Supplied text START

Explainability in AI is not new. For the last 30-40 years, the ‘expert systems’, particularly in the late 90’s, tried to explain dynamic rule-based inference engines’ decisions and recommendations. However, the targeted problems for AI got much closer to the real world, away from theoretical math exercises and lab experiments. Practical enterprise problems got more complex in terms of the 3 V’s of Volume, Velocity, and Variety. Consequently, the knowledge representation schemas and machine learning algorithms became multi-layered, multi-dimensional, and complicated. With the rapid proliferation of neural networks & deep learning, the hidden layers become black-boxes where it is practically impossible, even for large teams of data scientists, to trace & manually check dynamic model updates and adjustments of attributes and weights at every network layer. Explanations on why a model behaves in a certain way are needed: e.g. classifies a loan application as ‘approved’ vs. ‘not approved’, or recommend a specific product to a specific customer.

Without the answer to these “Why” questions from the ‘Intelligent Bots’ (AI-powered automations) or AI solutions, end-user teams, regulators, and/or the customers/consumers are not ready to take these outputs at face value. This has much larger implications – beyond the technical aspects – in terms of audibility, transparency, fairness, and legal liabilities, for enterprise AI applications as well as in governance- and citizen-facing AI use cases.

Supplied text END
Records provided START

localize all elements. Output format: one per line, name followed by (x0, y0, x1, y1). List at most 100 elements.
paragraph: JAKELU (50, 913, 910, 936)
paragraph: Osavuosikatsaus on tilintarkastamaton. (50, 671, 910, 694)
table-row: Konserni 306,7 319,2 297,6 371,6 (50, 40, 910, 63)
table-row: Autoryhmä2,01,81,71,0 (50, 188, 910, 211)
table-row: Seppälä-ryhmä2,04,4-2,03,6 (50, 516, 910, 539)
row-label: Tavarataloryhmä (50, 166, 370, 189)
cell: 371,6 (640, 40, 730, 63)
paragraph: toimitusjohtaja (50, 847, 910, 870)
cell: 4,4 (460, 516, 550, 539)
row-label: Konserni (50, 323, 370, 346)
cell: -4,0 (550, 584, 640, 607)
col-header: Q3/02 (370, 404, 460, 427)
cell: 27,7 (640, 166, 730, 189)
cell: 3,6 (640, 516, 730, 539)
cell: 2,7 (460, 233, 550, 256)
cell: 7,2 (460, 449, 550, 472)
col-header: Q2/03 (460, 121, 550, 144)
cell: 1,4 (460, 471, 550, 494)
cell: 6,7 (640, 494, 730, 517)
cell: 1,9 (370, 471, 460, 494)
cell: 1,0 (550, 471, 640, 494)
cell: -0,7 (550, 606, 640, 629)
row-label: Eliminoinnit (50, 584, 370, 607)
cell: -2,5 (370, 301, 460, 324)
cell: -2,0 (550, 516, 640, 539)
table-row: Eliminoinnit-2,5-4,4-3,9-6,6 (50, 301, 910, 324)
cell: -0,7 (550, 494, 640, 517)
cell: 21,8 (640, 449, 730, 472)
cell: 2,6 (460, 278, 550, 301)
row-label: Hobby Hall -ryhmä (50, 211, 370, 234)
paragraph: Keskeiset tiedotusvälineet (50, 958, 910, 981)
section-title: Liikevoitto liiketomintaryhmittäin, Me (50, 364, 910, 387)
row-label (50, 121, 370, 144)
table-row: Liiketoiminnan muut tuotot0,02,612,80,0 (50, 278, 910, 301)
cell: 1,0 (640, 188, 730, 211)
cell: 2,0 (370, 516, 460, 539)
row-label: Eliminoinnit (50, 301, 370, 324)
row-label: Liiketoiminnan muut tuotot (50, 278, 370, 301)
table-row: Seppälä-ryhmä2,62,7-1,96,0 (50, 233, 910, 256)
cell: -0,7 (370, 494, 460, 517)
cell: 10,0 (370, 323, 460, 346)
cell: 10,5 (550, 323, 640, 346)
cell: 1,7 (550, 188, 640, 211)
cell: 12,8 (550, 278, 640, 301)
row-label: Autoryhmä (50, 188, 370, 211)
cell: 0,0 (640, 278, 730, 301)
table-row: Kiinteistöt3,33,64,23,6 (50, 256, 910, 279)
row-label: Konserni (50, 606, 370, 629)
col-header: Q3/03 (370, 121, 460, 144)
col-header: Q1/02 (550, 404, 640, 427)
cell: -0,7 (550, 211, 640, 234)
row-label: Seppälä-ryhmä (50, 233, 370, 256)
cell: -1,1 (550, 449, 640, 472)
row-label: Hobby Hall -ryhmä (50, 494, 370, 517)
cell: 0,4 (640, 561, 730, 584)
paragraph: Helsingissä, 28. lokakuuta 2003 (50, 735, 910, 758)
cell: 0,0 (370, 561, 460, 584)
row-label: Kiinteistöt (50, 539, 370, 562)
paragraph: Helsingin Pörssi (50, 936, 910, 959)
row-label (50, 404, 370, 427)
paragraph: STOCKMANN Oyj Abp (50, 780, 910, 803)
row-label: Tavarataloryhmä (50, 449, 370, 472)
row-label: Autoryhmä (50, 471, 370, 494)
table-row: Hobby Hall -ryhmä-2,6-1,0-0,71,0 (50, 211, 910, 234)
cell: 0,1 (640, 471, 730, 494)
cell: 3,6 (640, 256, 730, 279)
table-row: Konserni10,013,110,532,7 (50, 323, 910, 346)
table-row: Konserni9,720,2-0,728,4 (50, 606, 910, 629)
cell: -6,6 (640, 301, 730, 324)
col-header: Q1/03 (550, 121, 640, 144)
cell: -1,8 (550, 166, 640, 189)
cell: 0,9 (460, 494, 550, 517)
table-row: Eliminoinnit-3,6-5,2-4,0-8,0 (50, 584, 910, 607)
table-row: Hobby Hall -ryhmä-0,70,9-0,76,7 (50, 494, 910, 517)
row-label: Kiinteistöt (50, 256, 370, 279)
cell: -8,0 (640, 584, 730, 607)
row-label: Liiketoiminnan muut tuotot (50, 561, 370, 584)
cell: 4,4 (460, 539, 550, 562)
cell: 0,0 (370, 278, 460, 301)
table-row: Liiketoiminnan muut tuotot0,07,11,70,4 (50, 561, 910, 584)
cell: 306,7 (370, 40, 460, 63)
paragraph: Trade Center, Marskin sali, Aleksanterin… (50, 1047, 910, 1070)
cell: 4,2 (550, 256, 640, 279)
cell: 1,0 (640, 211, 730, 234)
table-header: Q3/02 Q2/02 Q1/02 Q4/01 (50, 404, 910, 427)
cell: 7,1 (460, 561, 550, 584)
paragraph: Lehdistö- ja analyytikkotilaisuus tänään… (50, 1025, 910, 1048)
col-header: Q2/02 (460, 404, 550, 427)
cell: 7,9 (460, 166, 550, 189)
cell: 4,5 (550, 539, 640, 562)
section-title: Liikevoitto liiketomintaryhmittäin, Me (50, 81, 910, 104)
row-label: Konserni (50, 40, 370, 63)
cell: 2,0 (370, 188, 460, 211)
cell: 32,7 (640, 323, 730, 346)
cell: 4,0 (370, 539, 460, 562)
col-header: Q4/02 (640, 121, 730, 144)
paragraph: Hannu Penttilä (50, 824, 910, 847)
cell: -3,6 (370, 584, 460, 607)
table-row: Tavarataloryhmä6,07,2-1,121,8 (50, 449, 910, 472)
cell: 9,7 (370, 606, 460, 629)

Records provided END

Tasks to carry out:
**a)** In the text on explainability in AI, which three V's are named as making practical enterprise problems more complex?
**b)** According to the text on explainability in AI, why did knowledge representation schemas and machine learning algorithms become multi-layered, multi-dimensional, and complicated?
**c)** Carry on with the text on explainability in AI, starting after its last sentence.

Answers to the exercise:
**a)** Volume, Velocity, and Variety.

**b)** The problems AI targeted moved closer to the real world, away from theoretical math exercises and lab experiments. As a result, practical enterprise problems grew more complex in Volume, Velocity, and Variety, and the schemas and algorithms became more complicated to match.

**c)**
These are the key AI application and adoption challenges that are handled by explainable AI (XAI, as coined by DARPA) algorithms and techniques. Depending on the nature of input data and the output models, there are simple to highly complex techniques to explain the modelling process and the model outputs of different types of AI algorithms.  For example, one of the most commonly adopted AI solutions in Banking is autonomous loan application processing. XAI is the most critical requirement for this AI use case because the loan applicants demand a plausible, reasonable, and interpretable explanation on why their loan applications have been deemed incomplete or have not been accepted. This is why – a best practice well-established in some of the future-proof banks in the US is to integrate the ML models to a XAI algorithm, to generate the basis of the explanation of the classification attributes and relevance.

Similarly, AI-powered claims to process and claims fraud detection are common AI use cases deployed in global insurance companies, some of which operate in India and APAC, along with strong regional partners. For claims processing and fraud detection, XAI is crucial for providing answers to the ‘Why’ questions e.g. why a claim is not approved or is deemed as potentially fraudulent, based on certain features.

Explainability in AI is also a multi-dimensional technical problem in itself. For example, it needs to deal with 1) Model transparency and visibility in the internal modelling process and not just the output; 2) Proof of fairness of the output e.g. data & model biases within acceptable & measurable limits; 3) Local vs. global explainability; 4) Interpretability, quality, support and confidence of the explanations produced by algorithms. Transparency in the modelling process is also a key input in data security and privacy protection regulations and practices.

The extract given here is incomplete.